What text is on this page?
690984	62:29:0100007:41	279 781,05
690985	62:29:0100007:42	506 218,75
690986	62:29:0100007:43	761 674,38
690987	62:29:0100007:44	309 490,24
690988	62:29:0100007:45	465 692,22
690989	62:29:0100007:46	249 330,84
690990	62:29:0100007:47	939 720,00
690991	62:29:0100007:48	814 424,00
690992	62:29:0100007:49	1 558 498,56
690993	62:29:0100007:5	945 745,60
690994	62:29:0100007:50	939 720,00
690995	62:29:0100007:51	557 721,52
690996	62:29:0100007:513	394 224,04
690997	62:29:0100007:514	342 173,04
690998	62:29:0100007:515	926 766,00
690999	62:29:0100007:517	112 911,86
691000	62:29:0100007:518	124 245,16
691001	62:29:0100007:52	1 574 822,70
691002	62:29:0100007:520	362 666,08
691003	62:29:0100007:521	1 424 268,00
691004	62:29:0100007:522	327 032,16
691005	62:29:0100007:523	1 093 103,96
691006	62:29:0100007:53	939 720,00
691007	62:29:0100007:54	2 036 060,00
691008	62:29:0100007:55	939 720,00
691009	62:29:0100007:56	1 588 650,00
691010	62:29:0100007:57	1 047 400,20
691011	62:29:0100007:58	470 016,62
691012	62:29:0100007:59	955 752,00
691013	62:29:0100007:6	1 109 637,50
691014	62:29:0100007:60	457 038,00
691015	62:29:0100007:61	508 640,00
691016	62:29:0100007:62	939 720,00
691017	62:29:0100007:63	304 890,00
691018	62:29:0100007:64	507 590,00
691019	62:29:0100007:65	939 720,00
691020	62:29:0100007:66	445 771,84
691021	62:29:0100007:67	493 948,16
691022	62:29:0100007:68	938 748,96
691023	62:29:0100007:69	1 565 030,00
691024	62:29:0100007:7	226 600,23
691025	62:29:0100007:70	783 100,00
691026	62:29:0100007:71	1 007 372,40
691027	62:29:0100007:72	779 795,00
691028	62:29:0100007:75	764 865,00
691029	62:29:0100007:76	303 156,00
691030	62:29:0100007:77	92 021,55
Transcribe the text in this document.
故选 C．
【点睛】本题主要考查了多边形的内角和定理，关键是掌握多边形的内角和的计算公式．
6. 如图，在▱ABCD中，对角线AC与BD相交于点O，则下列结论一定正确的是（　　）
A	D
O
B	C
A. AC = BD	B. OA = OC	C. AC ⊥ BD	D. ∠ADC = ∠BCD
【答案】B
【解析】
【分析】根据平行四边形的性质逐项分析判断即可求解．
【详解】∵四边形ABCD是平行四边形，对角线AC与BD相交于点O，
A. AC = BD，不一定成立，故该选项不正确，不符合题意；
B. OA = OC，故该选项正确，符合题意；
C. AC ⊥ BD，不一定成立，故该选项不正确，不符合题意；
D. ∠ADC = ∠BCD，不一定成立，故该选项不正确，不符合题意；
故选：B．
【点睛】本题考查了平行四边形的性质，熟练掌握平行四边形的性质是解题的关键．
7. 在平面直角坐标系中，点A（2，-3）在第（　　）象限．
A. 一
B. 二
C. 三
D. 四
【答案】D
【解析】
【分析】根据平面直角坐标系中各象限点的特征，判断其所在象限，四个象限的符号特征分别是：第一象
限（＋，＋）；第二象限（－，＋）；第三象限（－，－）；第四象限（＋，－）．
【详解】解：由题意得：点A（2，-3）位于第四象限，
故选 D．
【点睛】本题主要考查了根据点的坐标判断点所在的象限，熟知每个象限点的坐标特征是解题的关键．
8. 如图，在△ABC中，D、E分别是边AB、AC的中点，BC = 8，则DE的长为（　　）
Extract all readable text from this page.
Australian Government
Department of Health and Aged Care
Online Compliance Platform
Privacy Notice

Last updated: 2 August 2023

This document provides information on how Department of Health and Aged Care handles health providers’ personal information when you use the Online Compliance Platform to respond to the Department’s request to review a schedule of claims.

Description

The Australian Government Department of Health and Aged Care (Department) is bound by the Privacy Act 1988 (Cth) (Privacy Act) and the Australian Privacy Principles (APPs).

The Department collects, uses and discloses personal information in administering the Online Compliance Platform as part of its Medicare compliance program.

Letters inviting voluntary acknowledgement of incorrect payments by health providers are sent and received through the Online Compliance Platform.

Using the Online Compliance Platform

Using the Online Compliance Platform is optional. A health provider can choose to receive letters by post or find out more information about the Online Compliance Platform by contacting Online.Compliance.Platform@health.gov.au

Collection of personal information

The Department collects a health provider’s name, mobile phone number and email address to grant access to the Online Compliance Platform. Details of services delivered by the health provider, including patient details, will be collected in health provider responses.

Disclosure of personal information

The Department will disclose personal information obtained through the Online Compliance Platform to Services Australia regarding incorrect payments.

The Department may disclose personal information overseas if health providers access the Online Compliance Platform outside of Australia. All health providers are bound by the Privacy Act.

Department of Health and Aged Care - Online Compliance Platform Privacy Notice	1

PROBLEM STATEMENT:
Select from the material above each line in which the string "payments" appears, and list those lines.

WORKED ANSWER:
Letters inviting voluntary acknowledgement of incorrect payments by health providers are sent and received through the Online Compliance Platform.
The Department will disclose personal information obtained through the Online Compliance Platform to Services Australia regarding incorrect payments.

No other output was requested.